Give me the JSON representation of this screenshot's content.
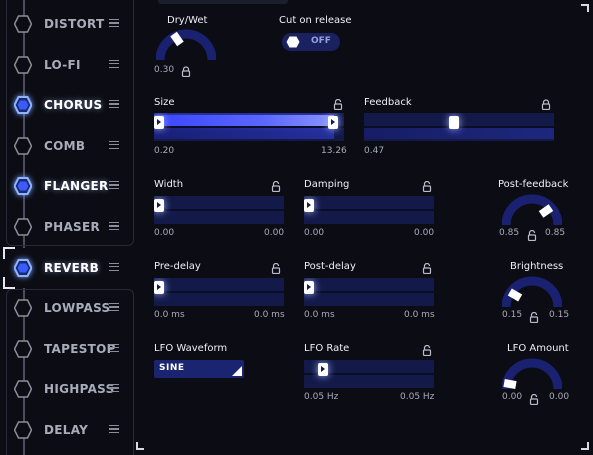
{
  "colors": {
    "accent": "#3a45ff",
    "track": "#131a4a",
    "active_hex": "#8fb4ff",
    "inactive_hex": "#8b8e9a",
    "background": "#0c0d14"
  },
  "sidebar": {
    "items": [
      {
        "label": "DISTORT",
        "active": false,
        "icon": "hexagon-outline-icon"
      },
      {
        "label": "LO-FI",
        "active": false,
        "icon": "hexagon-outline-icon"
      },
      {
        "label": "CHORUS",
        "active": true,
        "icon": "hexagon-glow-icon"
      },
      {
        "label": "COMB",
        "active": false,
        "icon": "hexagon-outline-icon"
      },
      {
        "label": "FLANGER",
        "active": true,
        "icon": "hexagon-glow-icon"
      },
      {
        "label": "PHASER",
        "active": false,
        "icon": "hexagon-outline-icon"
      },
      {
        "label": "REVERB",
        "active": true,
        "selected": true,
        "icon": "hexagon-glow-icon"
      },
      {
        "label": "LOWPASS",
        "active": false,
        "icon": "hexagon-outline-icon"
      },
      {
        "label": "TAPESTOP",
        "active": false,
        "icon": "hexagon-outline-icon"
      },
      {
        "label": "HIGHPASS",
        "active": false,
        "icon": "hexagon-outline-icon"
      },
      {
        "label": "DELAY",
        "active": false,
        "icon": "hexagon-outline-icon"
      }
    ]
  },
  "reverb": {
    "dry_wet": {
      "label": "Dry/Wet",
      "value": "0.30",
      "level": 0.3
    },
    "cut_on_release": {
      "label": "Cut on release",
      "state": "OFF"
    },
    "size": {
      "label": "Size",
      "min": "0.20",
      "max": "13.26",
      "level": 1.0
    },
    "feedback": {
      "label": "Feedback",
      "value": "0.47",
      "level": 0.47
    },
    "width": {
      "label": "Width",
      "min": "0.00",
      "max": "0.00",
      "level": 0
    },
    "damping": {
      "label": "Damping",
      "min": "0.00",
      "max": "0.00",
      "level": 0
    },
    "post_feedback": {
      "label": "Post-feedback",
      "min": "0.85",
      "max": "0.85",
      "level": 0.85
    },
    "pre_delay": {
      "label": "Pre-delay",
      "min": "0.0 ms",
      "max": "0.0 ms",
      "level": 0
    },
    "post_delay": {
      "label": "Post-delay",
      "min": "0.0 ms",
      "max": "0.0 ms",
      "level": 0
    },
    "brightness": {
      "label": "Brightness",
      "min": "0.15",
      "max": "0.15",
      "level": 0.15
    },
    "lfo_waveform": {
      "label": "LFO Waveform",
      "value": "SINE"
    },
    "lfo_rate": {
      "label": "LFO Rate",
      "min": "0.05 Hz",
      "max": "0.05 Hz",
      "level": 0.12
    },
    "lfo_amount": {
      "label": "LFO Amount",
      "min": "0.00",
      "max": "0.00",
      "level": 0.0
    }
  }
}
------
Description of the task ▸
Copy the listing word for word, excluding its pictures.

Response below ▸
Give me the JSON representation of this screenshot's content.
{
  "colors": {
    "accent": "#3a45ff",
    "track": "#131a4a",
    "active_hex": "#8fb4ff",
    "inactive_hex": "#8b8e9a",
    "background": "#0c0d14"
  },
  "sidebar": {
    "items": [
      {
        "label": "DISTORT",
        "active": false,
        "icon": "hexagon-outline-icon"
      },
      {
        "label": "LO-FI",
        "active": false,
        "icon": "hexagon-outline-icon"
      },
      {
        "label": "CHORUS",
        "active": true,
        "icon": "hexagon-glow-icon"
      },
      {
        "label": "COMB",
        "active": false,
        "icon": "hexagon-outline-icon"
      },
      {
        "label": "FLANGER",
        "active": true,
        "icon": "hexagon-glow-icon"
      },
      {
        "label": "PHASER",
        "active": false,
        "icon": "hexagon-outline-icon"
      },
      {
        "label": "REVERB",
        "active": true,
        "selected": true,
        "icon": "hexagon-glow-icon"
      },
      {
        "label": "LOWPASS",
        "active": false,
        "icon": "hexagon-outline-icon"
      },
      {
        "label": "TAPESTOP",
        "active": false,
        "icon": "hexagon-outline-icon"
      },
      {
        "label": "HIGHPASS",
        "active": false,
        "icon": "hexagon-outline-icon"
      },
      {
        "label": "DELAY",
        "active": false,
        "icon": "hexagon-outline-icon"
      }
    ]
  },
  "reverb": {
    "dry_wet": {
      "label": "Dry/Wet",
      "value": "0.30",
      "level": 0.3
    },
    "cut_on_release": {
      "label": "Cut on release",
      "state": "OFF"
    },
    "size": {
      "label": "Size",
      "min": "0.20",
      "max": "13.26",
      "level": 1.0
    },
    "feedback": {
      "label": "Feedback",
      "value": "0.47",
      "level": 0.47
    },
    "width": {
      "label": "Width",
      "min": "0.00",
      "max": "0.00",
      "level": 0
    },
    "damping": {
      "label": "Damping",
      "min": "0.00",
      "max": "0.00",
      "level": 0
    },
    "post_feedback": {
      "label": "Post-feedback",
      "min": "0.85",
      "max": "0.85",
      "level": 0.85
    },
    "pre_delay": {
      "label": "Pre-delay",
      "min": "0.0 ms",
      "max": "0.0 ms",
      "level": 0
    },
    "post_delay": {
      "label": "Post-delay",
      "min": "0.0 ms",
      "max": "0.0 ms",
      "level": 0
    },
    "brightness": {
      "label": "Brightness",
      "min": "0.15",
      "max": "0.15",
      "level": 0.15
    },
    "lfo_waveform": {
      "label": "LFO Waveform",
      "value": "SINE"
    },
    "lfo_rate": {
      "label": "LFO Rate",
      "min": "0.05 Hz",
      "max": "0.05 Hz",
      "level": 0.12
    },
    "lfo_amount": {
      "label": "LFO Amount",
      "min": "0.00",
      "max": "0.00",
      "level": 0.0
    }
  }
}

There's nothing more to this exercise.